## Stored records

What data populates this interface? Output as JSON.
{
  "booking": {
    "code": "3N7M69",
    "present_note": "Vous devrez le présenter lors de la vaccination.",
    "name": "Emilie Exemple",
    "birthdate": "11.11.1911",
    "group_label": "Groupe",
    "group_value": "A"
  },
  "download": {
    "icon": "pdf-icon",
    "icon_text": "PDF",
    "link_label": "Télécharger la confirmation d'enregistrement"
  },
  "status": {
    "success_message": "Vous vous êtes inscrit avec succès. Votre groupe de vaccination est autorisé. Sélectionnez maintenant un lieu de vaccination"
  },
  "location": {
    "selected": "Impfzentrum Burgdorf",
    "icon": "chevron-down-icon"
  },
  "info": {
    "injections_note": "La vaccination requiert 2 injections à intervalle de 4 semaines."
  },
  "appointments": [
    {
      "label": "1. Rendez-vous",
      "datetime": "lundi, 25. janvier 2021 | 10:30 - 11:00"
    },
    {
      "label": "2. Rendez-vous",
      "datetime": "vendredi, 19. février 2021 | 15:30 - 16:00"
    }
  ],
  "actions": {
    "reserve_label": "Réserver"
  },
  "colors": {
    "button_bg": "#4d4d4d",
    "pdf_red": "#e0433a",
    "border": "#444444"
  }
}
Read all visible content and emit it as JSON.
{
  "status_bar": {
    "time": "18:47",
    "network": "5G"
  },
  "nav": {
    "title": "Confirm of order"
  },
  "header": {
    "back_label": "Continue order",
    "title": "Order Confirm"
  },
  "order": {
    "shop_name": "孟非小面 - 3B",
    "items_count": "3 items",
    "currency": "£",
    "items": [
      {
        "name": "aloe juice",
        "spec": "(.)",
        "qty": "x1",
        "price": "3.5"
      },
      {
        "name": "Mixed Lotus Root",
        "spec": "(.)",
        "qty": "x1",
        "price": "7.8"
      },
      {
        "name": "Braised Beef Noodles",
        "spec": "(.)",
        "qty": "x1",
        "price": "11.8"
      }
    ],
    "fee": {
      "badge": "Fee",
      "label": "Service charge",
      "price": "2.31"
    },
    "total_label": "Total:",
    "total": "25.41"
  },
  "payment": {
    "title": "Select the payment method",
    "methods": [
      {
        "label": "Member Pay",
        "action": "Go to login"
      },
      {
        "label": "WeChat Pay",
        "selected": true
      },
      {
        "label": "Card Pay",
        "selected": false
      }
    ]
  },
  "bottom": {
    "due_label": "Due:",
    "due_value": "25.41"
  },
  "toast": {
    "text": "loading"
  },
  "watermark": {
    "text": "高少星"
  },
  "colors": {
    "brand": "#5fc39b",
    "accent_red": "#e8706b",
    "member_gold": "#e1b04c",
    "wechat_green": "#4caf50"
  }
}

## What the task requires
Make an exact copy of every entry.

## Task response
What data populates this interface? Output as JSON.
{
  "booking": {
    "code": "3N7M69",
    "present_note": "Vous devrez le présenter lors de la vaccination.",
    "name": "Emilie Exemple",
    "birthdate": "11.11.1911",
    "group_label": "Groupe",
    "group_value": "A"
  },
  "download": {
    "icon": "pdf-icon",
    "icon_text": "PDF",
    "link_label": "Télécharger la confirmation d'enregistrement"
  },
  "status": {
    "success_message": "Vous vous êtes inscrit avec succès. Votre groupe de vaccination est autorisé. Sélectionnez maintenant un lieu de vaccination"
  },
  "location": {
    "selected": "Impfzentrum Burgdorf",
    "icon": "chevron-down-icon"
  },
  "info": {
    "injections_note": "La vaccination requiert 2 injections à intervalle de 4 semaines."
  },
  "appointments": [
    {
      "label": "1. Rendez-vous",
      "datetime": "lundi, 25. janvier 2021 | 10:30 - 11:00"
    },
    {
      "label": "2. Rendez-vous",
      "datetime": "vendredi, 19. février 2021 | 15:30 - 16:00"
    }
  ],
  "actions": {
    "reserve_label": "Réserver"
  },
  "colors": {
    "button_bg": "#4d4d4d",
    "pdf_red": "#e0433a",
    "border": "#444444"
  }
}
Read all visible content and emit it as JSON.
{
  "status_bar": {
    "time": "18:47",
    "network": "5G"
  },
  "nav": {
    "title": "Confirm of order"
  },
  "header": {
    "back_label": "Continue order",
    "title": "Order Confirm"
  },
  "order": {
    "shop_name": "孟非小面 - 3B",
    "items_count": "3 items",
    "currency": "£",
    "items": [
      {
        "name": "aloe juice",
        "spec": "(.)",
        "qty": "x1",
        "price": "3.5"
      },
      {
        "name": "Mixed Lotus Root",
        "spec": "(.)",
        "qty": "x1",
        "price": "7.8"
      },
      {
        "name": "Braised Beef Noodles",
        "spec": "(.)",
        "qty": "x1",
        "price": "11.8"
      }
    ],
    "fee": {
      "badge": "Fee",
      "label": "Service charge",
      "price": "2.31"
    },
    "total_label": "Total:",
    "total": "25.41"
  },
  "payment": {
    "title": "Select the payment method",
    "methods": [
      {
        "label": "Member Pay",
        "action": "Go to login"
      },
      {
        "label": "WeChat Pay",
        "selected": true
      },
      {
        "label": "Card Pay",
        "selected": false
      }
    ]
  },
  "bottom": {
    "due_label": "Due:",
    "due_value": "25.41"
  },
  "toast": {
    "text": "loading"
  },
  "watermark": {
    "text": "高少星"
  },
  "colors": {
    "brand": "#5fc39b",
    "accent_red": "#e8706b",
    "member_gold": "#e1b04c",
    "wechat_green": "#4caf50"
  }
}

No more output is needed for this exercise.